------ Document passage ------

HEADLINER: Italian troubleshooter arrives to put CIA on road to recovery - Mainardo de Nardis is the network’s golden boy and he tells Anna Griffiths why

He talks faster than my pen can write, each word is linked with the next so that it’s almost impossible to get a word in edgeways, and he is as smooth and quick as a Ferrari. This is the new hand at the unsteady helm of CIA Medianetwork, the Italian-born Mainardo de Nardis, who became the agency’s chairman and acting chief executive last week.

He talks faster than my pen can write, each word is linked with the

next so that it’s almost impossible to get a word in edgeways, and he is

as smooth and quick as a Ferrari. This is the new hand at the unsteady

helm of CIA Medianetwork, the Italian-born Mainardo de Nardis, who

became the agency’s chairman and acting chief executive last week.



From the moment I set foot in his office, he outlines how the interview

will proceed and bombards me with information. ’Can I talk about myself

so that you know where I am coming from? Let me start from the

beginning.’ As he talks a picture quickly emerges of an ambitious,

focused man whose strength of character and leadership could arrest

CIA’s current decline. ’If I understand clearly what the objective is, I

will get there. Nothing is impossible.’



This resolve took shape at an early age. At just seven years old, de

Nardis decided to go into advertising. ’I was playing in Young & Rubicam

(Rome) with the father of a friend, looking at production, seeing

movies.



It created a passion.’ Since then, de Nardis, who continues to be

responsible for CIA Medianetwork Europe, has been credited with rapidly

building up CIA’s brand across 25 countries and getting it on to all the

major European pitches.



Last Thursday, a slew of directors left CIA as de Nardis made his first

move to create a leaner group with a sharper edge. He declares: ’The

market sees us as a strong brand but our credibility has been fading

away in the last few years.’ He maintains that CIA is ’the best-kept

secret in the industry’, but the agency has suffered from marketing

itself ineffectively.



Chris Ingram, chairman of CIA’s parent company, Tempus, has put de

Nardis in place to repeat his success with CIA’s international network.

’The underlying product is good, the profile certainly isn’t high enough

and the senior client relationships aren’t well enough established.’

According to Ingram, de Nardis will create respect for the CIA brand. ’I

don’t think anybody reflects the CIA spirit better than Mainardo. He’s

the ultimate can-do operator. He’s a great achiever while being a very

nice person. You don’t often get those two things together.’



After starting his career at McCann-Erickson in Rome, where he worked in

client marketing, de Nardis decided to return to Y&R. ’I packed the car

and went to Milan, told Y&R that I had always wanted to work for them

and talked my way into a job.’ At 26, he was invited by the creative

director of McCanns, Alberto Cremona, to come in on his start-up

agency.

------ Provided material ------

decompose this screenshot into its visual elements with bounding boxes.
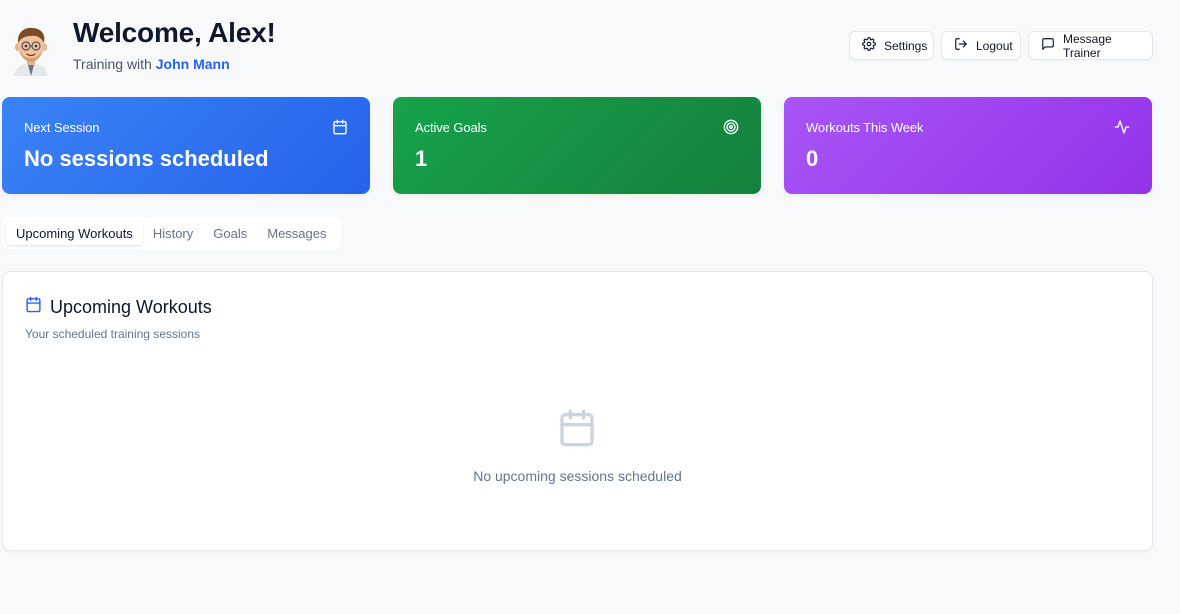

------

■ Prompt 1
Answer these from the article on Mainardo de Nardis:
(a) At what age did de Nardis decide to go into advertising?
(b) Across how many countries is he credited with building up CIA's brand?
(c) Who is chairman of CIA's parent company, Tempus?
■ Prompt 2
Retype part of the article on Mainardo de Nardis. Begin at the words "secret in the" and stop after "CIA’s international network.".
The data above comes from a separate source, unrelated to the article on Mainardo de Nardis.

■ Problem solution 1
(a) Seven years old.
(b) 25 countries.
(c) Chris Ingram.

■ Problem solution 2
secret in the industry’, but the agency has suffered from marketing

itself ineffectively.



Chris Ingram, chairman of CIA’s parent company, Tempus, has put de

Nardis in place to repeat his success with CIA’s international network.